Figure content listings:
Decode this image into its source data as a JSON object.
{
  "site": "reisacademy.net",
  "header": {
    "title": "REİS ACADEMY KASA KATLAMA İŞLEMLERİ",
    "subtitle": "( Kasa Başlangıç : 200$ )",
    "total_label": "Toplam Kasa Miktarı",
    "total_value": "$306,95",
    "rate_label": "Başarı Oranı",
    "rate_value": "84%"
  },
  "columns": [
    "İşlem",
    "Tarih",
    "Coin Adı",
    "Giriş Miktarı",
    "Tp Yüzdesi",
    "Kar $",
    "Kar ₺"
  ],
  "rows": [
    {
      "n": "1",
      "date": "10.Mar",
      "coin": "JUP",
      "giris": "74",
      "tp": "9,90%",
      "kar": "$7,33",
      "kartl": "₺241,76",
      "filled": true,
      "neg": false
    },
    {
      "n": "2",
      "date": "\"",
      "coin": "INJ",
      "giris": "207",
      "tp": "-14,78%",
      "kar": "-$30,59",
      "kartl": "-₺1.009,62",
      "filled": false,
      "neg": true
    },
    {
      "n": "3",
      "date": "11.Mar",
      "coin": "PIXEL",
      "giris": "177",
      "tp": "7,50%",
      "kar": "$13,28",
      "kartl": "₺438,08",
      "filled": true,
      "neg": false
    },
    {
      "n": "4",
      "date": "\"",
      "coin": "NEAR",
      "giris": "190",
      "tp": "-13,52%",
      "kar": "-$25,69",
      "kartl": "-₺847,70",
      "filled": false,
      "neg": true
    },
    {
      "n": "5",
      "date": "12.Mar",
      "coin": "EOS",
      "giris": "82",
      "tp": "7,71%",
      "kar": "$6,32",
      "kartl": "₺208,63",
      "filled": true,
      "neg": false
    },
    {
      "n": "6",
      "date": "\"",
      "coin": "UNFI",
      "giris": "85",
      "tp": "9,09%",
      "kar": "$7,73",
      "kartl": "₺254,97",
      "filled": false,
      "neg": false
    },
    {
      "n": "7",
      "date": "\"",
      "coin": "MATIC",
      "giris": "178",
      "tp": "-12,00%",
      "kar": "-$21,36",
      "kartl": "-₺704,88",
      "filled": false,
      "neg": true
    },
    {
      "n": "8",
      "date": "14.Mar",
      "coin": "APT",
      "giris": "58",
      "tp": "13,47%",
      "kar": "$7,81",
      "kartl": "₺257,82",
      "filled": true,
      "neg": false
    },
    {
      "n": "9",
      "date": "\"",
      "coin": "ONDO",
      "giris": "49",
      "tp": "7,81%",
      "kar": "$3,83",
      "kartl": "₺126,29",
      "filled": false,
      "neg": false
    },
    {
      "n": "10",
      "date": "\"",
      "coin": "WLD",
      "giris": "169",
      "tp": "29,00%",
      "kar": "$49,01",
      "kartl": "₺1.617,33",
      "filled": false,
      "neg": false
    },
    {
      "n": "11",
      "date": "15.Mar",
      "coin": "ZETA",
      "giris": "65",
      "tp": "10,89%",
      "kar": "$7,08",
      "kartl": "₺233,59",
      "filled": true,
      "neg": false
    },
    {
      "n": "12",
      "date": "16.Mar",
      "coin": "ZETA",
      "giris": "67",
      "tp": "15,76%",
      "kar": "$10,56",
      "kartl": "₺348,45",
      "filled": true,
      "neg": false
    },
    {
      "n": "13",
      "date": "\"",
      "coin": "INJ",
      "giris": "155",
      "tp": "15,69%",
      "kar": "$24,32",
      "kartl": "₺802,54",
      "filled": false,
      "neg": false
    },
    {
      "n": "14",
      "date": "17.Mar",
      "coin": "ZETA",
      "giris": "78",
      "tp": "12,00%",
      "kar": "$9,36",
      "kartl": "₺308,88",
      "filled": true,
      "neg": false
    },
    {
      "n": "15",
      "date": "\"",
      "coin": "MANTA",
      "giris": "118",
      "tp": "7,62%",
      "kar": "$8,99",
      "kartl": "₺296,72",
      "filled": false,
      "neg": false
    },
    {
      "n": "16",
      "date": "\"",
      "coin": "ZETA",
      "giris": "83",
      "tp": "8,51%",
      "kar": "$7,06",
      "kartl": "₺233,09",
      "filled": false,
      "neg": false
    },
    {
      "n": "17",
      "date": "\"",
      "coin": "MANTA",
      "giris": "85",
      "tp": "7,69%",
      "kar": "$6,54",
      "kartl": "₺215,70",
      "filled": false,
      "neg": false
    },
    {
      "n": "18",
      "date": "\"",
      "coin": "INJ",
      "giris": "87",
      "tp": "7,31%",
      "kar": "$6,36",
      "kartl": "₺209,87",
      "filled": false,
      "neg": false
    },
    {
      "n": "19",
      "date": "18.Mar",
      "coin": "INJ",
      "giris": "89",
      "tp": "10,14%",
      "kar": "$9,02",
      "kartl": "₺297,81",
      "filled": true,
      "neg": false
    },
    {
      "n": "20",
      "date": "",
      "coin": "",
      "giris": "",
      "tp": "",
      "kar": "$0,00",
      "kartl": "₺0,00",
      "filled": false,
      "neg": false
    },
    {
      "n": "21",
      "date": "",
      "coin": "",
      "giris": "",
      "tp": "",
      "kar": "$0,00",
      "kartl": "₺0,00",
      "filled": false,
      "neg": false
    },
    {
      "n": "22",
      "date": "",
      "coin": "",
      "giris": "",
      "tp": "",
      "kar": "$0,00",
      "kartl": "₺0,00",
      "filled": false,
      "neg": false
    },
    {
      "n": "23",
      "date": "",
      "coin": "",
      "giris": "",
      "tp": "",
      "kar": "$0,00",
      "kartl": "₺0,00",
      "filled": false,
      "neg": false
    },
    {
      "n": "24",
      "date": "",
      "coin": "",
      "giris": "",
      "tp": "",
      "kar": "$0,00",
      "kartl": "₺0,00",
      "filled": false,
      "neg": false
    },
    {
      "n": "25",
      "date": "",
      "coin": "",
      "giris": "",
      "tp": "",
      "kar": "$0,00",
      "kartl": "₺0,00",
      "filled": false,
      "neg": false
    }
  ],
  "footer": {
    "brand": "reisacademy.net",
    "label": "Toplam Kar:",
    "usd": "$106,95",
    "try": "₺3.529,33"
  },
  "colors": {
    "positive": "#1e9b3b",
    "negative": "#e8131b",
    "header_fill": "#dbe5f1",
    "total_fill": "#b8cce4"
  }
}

> [WHAT IS REQUIRED]
The records above must be repeated exactly, every one of them.

> [FINAL RESULT]
Decode this image into its source data as a JSON object.
{
  "site": "reisacademy.net",
  "header": {
    "title": "REİS ACADEMY KASA KATLAMA İŞLEMLERİ",
    "subtitle": "( Kasa Başlangıç : 200$ )",
    "total_label": "Toplam Kasa Miktarı",
    "total_value": "$306,95",
    "rate_label": "Başarı Oranı",
    "rate_value": "84%"
  },
  "columns": [
    "İşlem",
    "Tarih",
    "Coin Adı",
    "Giriş Miktarı",
    "Tp Yüzdesi",
    "Kar $",
    "Kar ₺"
  ],
  "rows": [
    {
      "n": "1",
      "date": "10.Mar",
      "coin": "JUP",
      "giris": "74",
      "tp": "9,90%",
      "kar": "$7,33",
      "kartl": "₺241,76",
      "filled": true,
      "neg": false
    },
    {
      "n": "2",
      "date": "\"",
      "coin": "INJ",
      "giris": "207",
      "tp": "-14,78%",
      "kar": "-$30,59",
      "kartl": "-₺1.009,62",
      "filled": false,
      "neg": true
    },
    {
      "n": "3",
      "date": "11.Mar",
      "coin": "PIXEL",
      "giris": "177",
      "tp": "7,50%",
      "kar": "$13,28",
      "kartl": "₺438,08",
      "filled": true,
      "neg": false
    },
    {
      "n": "4",
      "date": "\"",
      "coin": "NEAR",
      "giris": "190",
      "tp": "-13,52%",
      "kar": "-$25,69",
      "kartl": "-₺847,70",
      "filled": false,
      "neg": true
    },
    {
      "n": "5",
      "date": "12.Mar",
      "coin": "EOS",
      "giris": "82",
      "tp": "7,71%",
      "kar": "$6,32",
      "kartl": "₺208,63",
      "filled": true,
      "neg": false
    },
    {
      "n": "6",
      "date": "\"",
      "coin": "UNFI",
      "giris": "85",
      "tp": "9,09%",
      "kar": "$7,73",
      "kartl": "₺254,97",
      "filled": false,
      "neg": false
    },
    {
      "n": "7",
      "date": "\"",
      "coin": "MATIC",
      "giris": "178",
      "tp": "-12,00%",
      "kar": "-$21,36",
      "kartl": "-₺704,88",
      "filled": false,
      "neg": true
    },
    {
      "n": "8",
      "date": "14.Mar",
      "coin": "APT",
      "giris": "58",
      "tp": "13,47%",
      "kar": "$7,81",
      "kartl": "₺257,82",
      "filled": true,
      "neg": false
    },
    {
      "n": "9",
      "date": "\"",
      "coin": "ONDO",
      "giris": "49",
      "tp": "7,81%",
      "kar": "$3,83",
      "kartl": "₺126,29",
      "filled": false,
      "neg": false
    },
    {
      "n": "10",
      "date": "\"",
      "coin": "WLD",
      "giris": "169",
      "tp": "29,00%",
      "kar": "$49,01",
      "kartl": "₺1.617,33",
      "filled": false,
      "neg": false
    },
    {
      "n": "11",
      "date": "15.Mar",
      "coin": "ZETA",
      "giris": "65",
      "tp": "10,89%",
      "kar": "$7,08",
      "kartl": "₺233,59",
      "filled": true,
      "neg": false
    },
    {
      "n": "12",
      "date": "16.Mar",
      "coin": "ZETA",
      "giris": "67",
      "tp": "15,76%",
      "kar": "$10,56",
      "kartl": "₺348,45",
      "filled": true,
      "neg": false
    },
    {
      "n": "13",
      "date": "\"",
      "coin": "INJ",
      "giris": "155",
      "tp": "15,69%",
      "kar": "$24,32",
      "kartl": "₺802,54",
      "filled": false,
      "neg": false
    },
    {
      "n": "14",
      "date": "17.Mar",
      "coin": "ZETA",
      "giris": "78",
      "tp": "12,00%",
      "kar": "$9,36",
      "kartl": "₺308,88",
      "filled": true,
      "neg": false
    },
    {
      "n": "15",
      "date": "\"",
      "coin": "MANTA",
      "giris": "118",
      "tp": "7,62%",
      "kar": "$8,99",
      "kartl": "₺296,72",
      "filled": false,
      "neg": false
    },
    {
      "n": "16",
      "date": "\"",
      "coin": "ZETA",
      "giris": "83",
      "tp": "8,51%",
      "kar": "$7,06",
      "kartl": "₺233,09",
      "filled": false,
      "neg": false
    },
    {
      "n": "17",
      "date": "\"",
      "coin": "MANTA",
      "giris": "85",
      "tp": "7,69%",
      "kar": "$6,54",
      "kartl": "₺215,70",
      "filled": false,
      "neg": false
    },
    {
      "n": "18",
      "date": "\"",
      "coin": "INJ",
      "giris": "87",
      "tp": "7,31%",
      "kar": "$6,36",
      "kartl": "₺209,87",
      "filled": false,
      "neg": false
    },
    {
      "n": "19",
      "date": "18.Mar",
      "coin": "INJ",
      "giris": "89",
      "tp": "10,14%",
      "kar": "$9,02",
      "kartl": "₺297,81",
      "filled": true,
      "neg": false
    },
    {
      "n": "20",
      "date": "",
      "coin": "",
      "giris": "",
      "tp": "",
      "kar": "$0,00",
      "kartl": "₺0,00",
      "filled": false,
      "neg": false
    },
    {
      "n": "21",
      "date": "",
      "coin": "",
      "giris": "",
      "tp": "",
      "kar": "$0,00",
      "kartl": "₺0,00",
      "filled": false,
      "neg": false
    },
    {
      "n": "22",
      "date": "",
      "coin": "",
      "giris": "",
      "tp": "",
      "kar": "$0,00",
      "kartl": "₺0,00",
      "filled": false,
      "neg": false
    },
    {
      "n": "23",
      "date": "",
      "coin": "",
      "giris": "",
      "tp": "",
      "kar": "$0,00",
      "kartl": "₺0,00",
      "filled": false,
      "neg": false
    },
    {
      "n": "24",
      "date": "",
      "coin": "",
      "giris": "",
      "tp": "",
      "kar": "$0,00",
      "kartl": "₺0,00",
      "filled": false,
      "neg": false
    },
    {
      "n": "25",
      "date": "",
      "coin": "",
      "giris": "",
      "tp": "",
      "kar": "$0,00",
      "kartl": "₺0,00",
      "filled": false,
      "neg": false
    }
  ],
  "footer": {
    "brand": "reisacademy.net",
    "label": "Toplam Kar:",
    "usd": "$106,95",
    "try": "₺3.529,33"
  },
  "colors": {
    "positive": "#1e9b3b",
    "negative": "#e8131b",
    "header_fill": "#dbe5f1",
    "total_fill": "#b8cce4"
  }
}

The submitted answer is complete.